> Records for this exercise
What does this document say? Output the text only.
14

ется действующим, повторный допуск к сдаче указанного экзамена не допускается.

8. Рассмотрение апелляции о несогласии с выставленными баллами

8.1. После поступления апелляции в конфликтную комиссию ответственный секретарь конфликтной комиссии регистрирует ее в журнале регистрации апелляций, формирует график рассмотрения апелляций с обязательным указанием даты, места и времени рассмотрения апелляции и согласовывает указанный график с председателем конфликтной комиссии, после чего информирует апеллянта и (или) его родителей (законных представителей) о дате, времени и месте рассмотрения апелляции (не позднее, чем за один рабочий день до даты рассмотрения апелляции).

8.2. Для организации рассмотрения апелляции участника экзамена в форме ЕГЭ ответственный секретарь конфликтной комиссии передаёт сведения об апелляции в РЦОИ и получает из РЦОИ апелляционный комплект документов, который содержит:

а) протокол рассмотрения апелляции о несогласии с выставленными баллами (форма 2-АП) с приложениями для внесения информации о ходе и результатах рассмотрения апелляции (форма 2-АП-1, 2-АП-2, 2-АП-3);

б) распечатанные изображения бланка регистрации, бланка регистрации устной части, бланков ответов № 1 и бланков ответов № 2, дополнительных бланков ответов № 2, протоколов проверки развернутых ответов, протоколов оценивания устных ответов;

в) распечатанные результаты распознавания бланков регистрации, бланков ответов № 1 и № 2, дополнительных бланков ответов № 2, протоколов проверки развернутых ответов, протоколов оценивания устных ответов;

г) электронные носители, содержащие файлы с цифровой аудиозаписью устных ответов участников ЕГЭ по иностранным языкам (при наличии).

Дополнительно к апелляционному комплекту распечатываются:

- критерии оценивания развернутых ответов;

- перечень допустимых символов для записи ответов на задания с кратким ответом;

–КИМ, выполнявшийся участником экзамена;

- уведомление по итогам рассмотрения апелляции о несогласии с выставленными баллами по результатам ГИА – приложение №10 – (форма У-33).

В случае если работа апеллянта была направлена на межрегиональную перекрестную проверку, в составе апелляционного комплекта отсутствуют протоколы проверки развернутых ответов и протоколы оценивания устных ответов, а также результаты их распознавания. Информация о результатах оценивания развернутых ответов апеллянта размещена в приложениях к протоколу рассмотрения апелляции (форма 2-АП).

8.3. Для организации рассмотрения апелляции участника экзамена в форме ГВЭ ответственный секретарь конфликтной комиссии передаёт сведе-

> Given problem
Generate an exact reproduction of all entries.

> Exercise output
What does this document say? Output the text only.
14

ется действующим, повторный допуск к сдаче указанного экзамена не допускается.

8. Рассмотрение апелляции о несогласии с выставленными баллами

8.1. После поступления апелляции в конфликтную комиссию ответственный секретарь конфликтной комиссии регистрирует ее в журнале регистрации апелляций, формирует график рассмотрения апелляций с обязательным указанием даты, места и времени рассмотрения апелляции и согласовывает указанный график с председателем конфликтной комиссии, после чего информирует апеллянта и (или) его родителей (законных представителей) о дате, времени и месте рассмотрения апелляции (не позднее, чем за один рабочий день до даты рассмотрения апелляции).

8.2. Для организации рассмотрения апелляции участника экзамена в форме ЕГЭ ответственный секретарь конфликтной комиссии передаёт сведения об апелляции в РЦОИ и получает из РЦОИ апелляционный комплект документов, который содержит:

а) протокол рассмотрения апелляции о несогласии с выставленными баллами (форма 2-АП) с приложениями для внесения информации о ходе и результатах рассмотрения апелляции (форма 2-АП-1, 2-АП-2, 2-АП-3);

б) распечатанные изображения бланка регистрации, бланка регистрации устной части, бланков ответов № 1 и бланков ответов № 2, дополнительных бланков ответов № 2, протоколов проверки развернутых ответов, протоколов оценивания устных ответов;

в) распечатанные результаты распознавания бланков регистрации, бланков ответов № 1 и № 2, дополнительных бланков ответов № 2, протоколов проверки развернутых ответов, протоколов оценивания устных ответов;

г) электронные носители, содержащие файлы с цифровой аудиозаписью устных ответов участников ЕГЭ по иностранным языкам (при наличии).

Дополнительно к апелляционному комплекту распечатываются:

- критерии оценивания развернутых ответов;

- перечень допустимых символов для записи ответов на задания с кратким ответом;

–КИМ, выполнявшийся участником экзамена;

- уведомление по итогам рассмотрения апелляции о несогласии с выставленными баллами по результатам ГИА – приложение №10 – (форма У-33).

В случае если работа апеллянта была направлена на межрегиональную перекрестную проверку, в составе апелляционного комплекта отсутствуют протоколы проверки развернутых ответов и протоколы оценивания устных ответов, а также результаты их распознавания. Информация о результатах оценивания развернутых ответов апеллянта размещена в приложениях к протоколу рассмотрения апелляции (форма 2-АП).

8.3. Для организации рассмотрения апелляции участника экзамена в форме ГВЭ ответственный секретарь конфликтной комиссии передаёт сведе-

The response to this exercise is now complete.